● **Problem description**
Repeat the material below exactly, with no pictures.
-- start Supplied records --
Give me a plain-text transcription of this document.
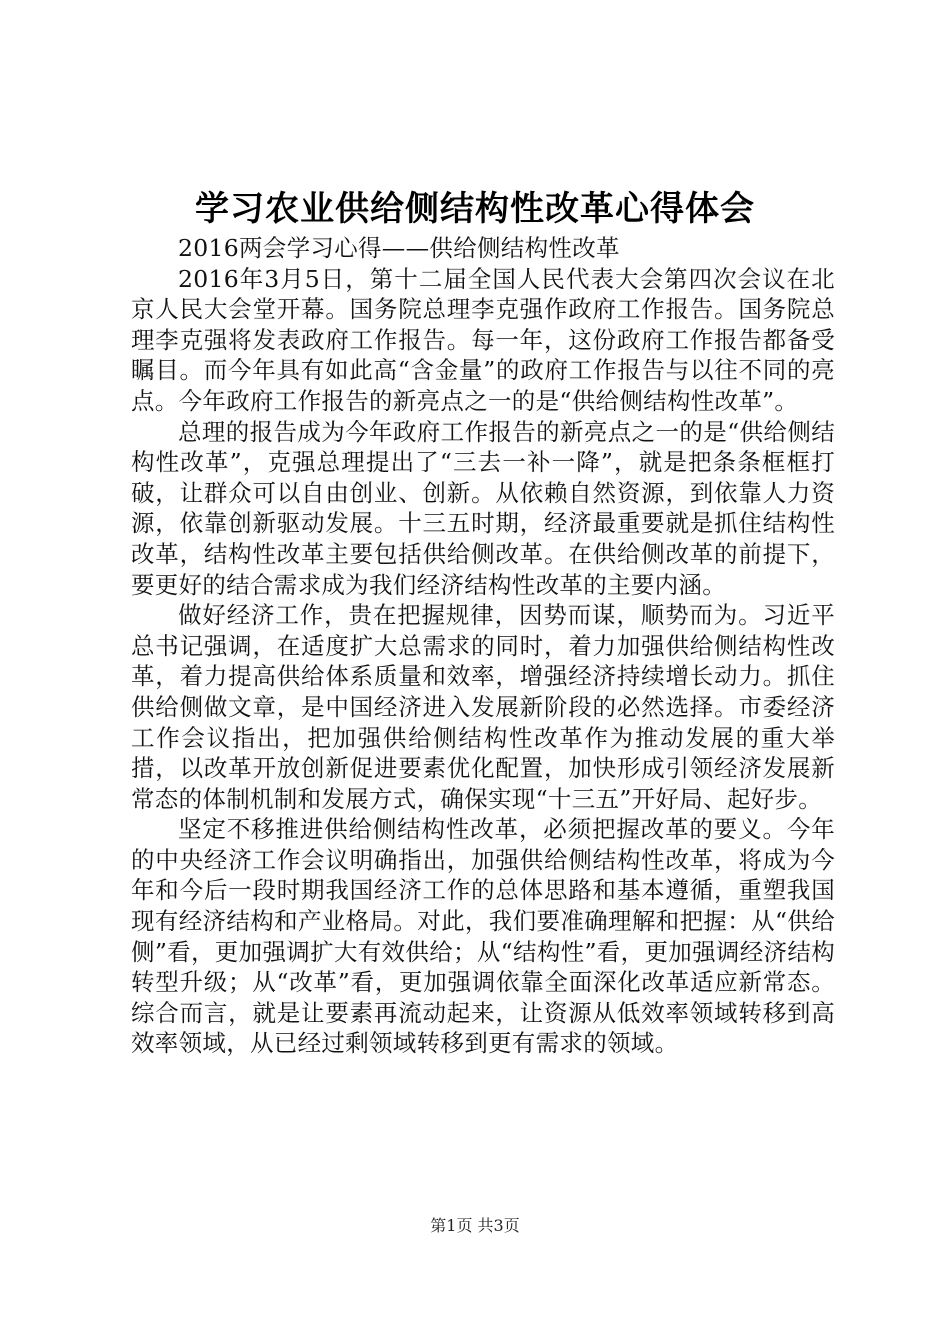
学习农业供给侧结构性改革心得体会

2016两会学习心得——供给侧结构性改革

2016年3月5日，第十二届全国人民代表大会第四次会议在北京人民大会堂开幕。国务院总理李克强作政府工作报告。国务院总理李克强将发表政府工作报告。每一年，这份政府工作报告都备受瞩目。而今年具有如此高“含金量”的政府工作报告与以往不同的亮点。今年政府工作报告的新亮点之一的是“供给侧结构性改革”。

总理的报告成为今年政府工作报告的新亮点之一的是“供给侧结构性改革”，克强总理提出了“三去一补一降”，就是把条条框框打破，让群众可以自由创业、创新。从依赖自然资源，到依靠人力资源，依靠创新驱动发展。十三五时期，经济最重要就是抓住结构性改革，结构性改革主要包括供给侧改革。在供给侧改革的前提下，要更好的结合需求成为我们经济结构性改革的主要内涵。

做好经济工作，贵在把握规律，因势而谋，顺势而为。习近平总书记强调，在适度扩大总需求的同时，着力加强供给侧结构性改革，着力提高供给体系质量和效率，增强经济持续增长动力。抓住供给侧做文章，是中国经济进入发展新阶段的必然选择。市委经济工作会议指出，把加强供给侧结构性改革作为推动发展的重大举措，以改革开放创新促进要素优化配置，加快形成引领经济发展新常态的体制机制和发展方式，确保实现“十三五”开好局、起好步。

坚定不移推进供给侧结构性改革，必须把握改革的要义。今年的中央经济工作会议明确指出，加强供给侧结构性改革，将成为今年和今后一段时期我国经济工作的总体思路和基本遵循，重塑我国现有经济结构和产业格局。对此，我们要准确理解和把握：从“供给侧”看，更加强调扩大有效供给；从“结构性”看，更加强调经济结构转型升级；从“改革”看，更加强调依靠全面深化改革适应新常态。综合而言，就是让要素再流动起来，让资源从低效率领域转移到高效率领域，从已经过剩领域转移到更有需求的领域。

第1页 共3页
-- end Supplied records --
● **Completed task**
Give me a plain-text transcription of this document.
学习农业供给侧结构性改革心得体会

2016两会学习心得——供给侧结构性改革

2016年3月5日，第十二届全国人民代表大会第四次会议在北京人民大会堂开幕。国务院总理李克强作政府工作报告。国务院总理李克强将发表政府工作报告。每一年，这份政府工作报告都备受瞩目。而今年具有如此高“含金量”的政府工作报告与以往不同的亮点。今年政府工作报告的新亮点之一的是“供给侧结构性改革”。

总理的报告成为今年政府工作报告的新亮点之一的是“供给侧结构性改革”，克强总理提出了“三去一补一降”，就是把条条框框打破，让群众可以自由创业、创新。从依赖自然资源，到依靠人力资源，依靠创新驱动发展。十三五时期，经济最重要就是抓住结构性改革，结构性改革主要包括供给侧改革。在供给侧改革的前提下，要更好的结合需求成为我们经济结构性改革的主要内涵。

做好经济工作，贵在把握规律，因势而谋，顺势而为。习近平总书记强调，在适度扩大总需求的同时，着力加强供给侧结构性改革，着力提高供给体系质量和效率，增强经济持续增长动力。抓住供给侧做文章，是中国经济进入发展新阶段的必然选择。市委经济工作会议指出，把加强供给侧结构性改革作为推动发展的重大举措，以改革开放创新促进要素优化配置，加快形成引领经济发展新常态的体制机制和发展方式，确保实现“十三五”开好局、起好步。

坚定不移推进供给侧结构性改革，必须把握改革的要义。今年的中央经济工作会议明确指出，加强供给侧结构性改革，将成为今年和今后一段时期我国经济工作的总体思路和基本遵循，重塑我国现有经济结构和产业格局。对此，我们要准确理解和把握：从“供给侧”看，更加强调扩大有效供给；从“结构性”看，更加强调经济结构转型升级；从“改革”看，更加强调依靠全面深化改革适应新常态。综合而言，就是让要素再流动起来，让资源从低效率领域转移到高效率领域，从已经过剩领域转移到更有需求的领域。

第1页 共3页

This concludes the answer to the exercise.